Data provided:
::::
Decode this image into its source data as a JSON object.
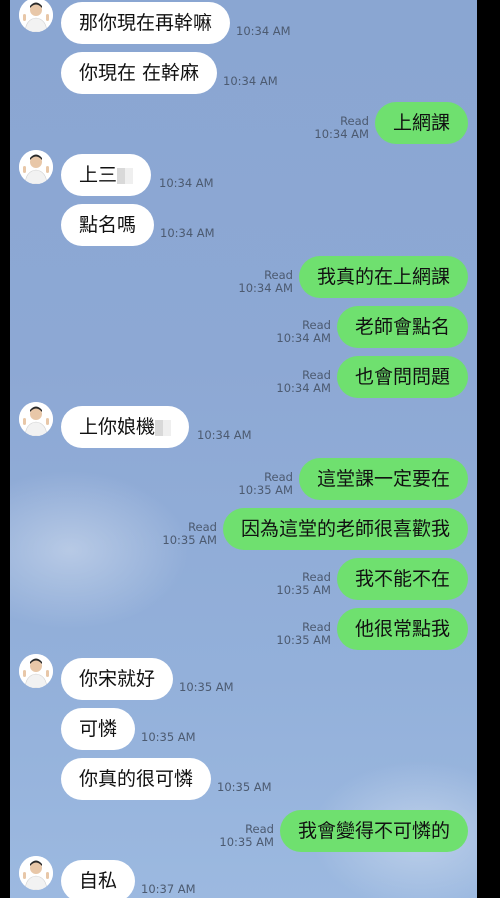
{
  "chat": {
    "messages": [
      {
        "side": "in",
        "text": "那你現在再幹嘛",
        "time": "10:34 AM",
        "avatar": true
      },
      {
        "side": "in",
        "text": "你現在 在幹麻",
        "time": "10:34 AM"
      },
      {
        "side": "out",
        "text": "上網課",
        "time": "10:34 AM",
        "read": "Read"
      },
      {
        "side": "in",
        "text": "上三",
        "time": "10:34 AM",
        "avatar": true,
        "redacted": true
      },
      {
        "side": "in",
        "text": "點名嗎",
        "time": "10:34 AM"
      },
      {
        "side": "out",
        "text": "我真的在上網課",
        "time": "10:34 AM",
        "read": "Read"
      },
      {
        "side": "out",
        "text": "老師會點名",
        "time": "10:34 AM",
        "read": "Read"
      },
      {
        "side": "out",
        "text": "也會問問題",
        "time": "10:34 AM",
        "read": "Read"
      },
      {
        "side": "in",
        "text": "上你娘機",
        "time": "10:34 AM",
        "avatar": true,
        "redacted": true
      },
      {
        "side": "out",
        "text": "這堂課一定要在",
        "time": "10:35 AM",
        "read": "Read"
      },
      {
        "side": "out",
        "text": "因為這堂的老師很喜歡我",
        "time": "10:35 AM",
        "read": "Read"
      },
      {
        "side": "out",
        "text": "我不能不在",
        "time": "10:35 AM",
        "read": "Read"
      },
      {
        "side": "out",
        "text": "他很常點我",
        "time": "10:35 AM",
        "read": "Read"
      },
      {
        "side": "in",
        "text": "你宋就好",
        "time": "10:35 AM",
        "avatar": true
      },
      {
        "side": "in",
        "text": "可憐",
        "time": "10:35 AM"
      },
      {
        "side": "in",
        "text": "你真的很可憐",
        "time": "10:35 AM"
      },
      {
        "side": "out",
        "text": "我會變得不可憐的",
        "time": "10:35 AM",
        "read": "Read"
      },
      {
        "side": "in",
        "text": "自私",
        "time": "10:37 AM",
        "avatar": true
      }
    ]
  },
  "colors": {
    "outgoing_bubble": "#6fe06f",
    "incoming_bubble": "#ffffff",
    "background": "#8da8d4"
  }
}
::::
Challenge: Retype the whole listing, keeping every line identical and omitting all pictures.

The result:
Decode this image into its source data as a JSON object.
{
  "chat": {
    "messages": [
      {
        "side": "in",
        "text": "那你現在再幹嘛",
        "time": "10:34 AM",
        "avatar": true
      },
      {
        "side": "in",
        "text": "你現在 在幹麻",
        "time": "10:34 AM"
      },
      {
        "side": "out",
        "text": "上網課",
        "time": "10:34 AM",
        "read": "Read"
      },
      {
        "side": "in",
        "text": "上三",
        "time": "10:34 AM",
        "avatar": true,
        "redacted": true
      },
      {
        "side": "in",
        "text": "點名嗎",
        "time": "10:34 AM"
      },
      {
        "side": "out",
        "text": "我真的在上網課",
        "time": "10:34 AM",
        "read": "Read"
      },
      {
        "side": "out",
        "text": "老師會點名",
        "time": "10:34 AM",
        "read": "Read"
      },
      {
        "side": "out",
        "text": "也會問問題",
        "time": "10:34 AM",
        "read": "Read"
      },
      {
        "side": "in",
        "text": "上你娘機",
        "time": "10:34 AM",
        "avatar": true,
        "redacted": true
      },
      {
        "side": "out",
        "text": "這堂課一定要在",
        "time": "10:35 AM",
        "read": "Read"
      },
      {
        "side": "out",
        "text": "因為這堂的老師很喜歡我",
        "time": "10:35 AM",
        "read": "Read"
      },
      {
        "side": "out",
        "text": "我不能不在",
        "time": "10:35 AM",
        "read": "Read"
      },
      {
        "side": "out",
        "text": "他很常點我",
        "time": "10:35 AM",
        "read": "Read"
      },
      {
        "side": "in",
        "text": "你宋就好",
        "time": "10:35 AM",
        "avatar": true
      },
      {
        "side": "in",
        "text": "可憐",
        "time": "10:35 AM"
      },
      {
        "side": "in",
        "text": "你真的很可憐",
        "time": "10:35 AM"
      },
      {
        "side": "out",
        "text": "我會變得不可憐的",
        "time": "10:35 AM",
        "read": "Read"
      },
      {
        "side": "in",
        "text": "自私",
        "time": "10:37 AM",
        "avatar": true
      }
    ]
  },
  "colors": {
    "outgoing_bubble": "#6fe06f",
    "incoming_bubble": "#ffffff",
    "background": "#8da8d4"
  }
}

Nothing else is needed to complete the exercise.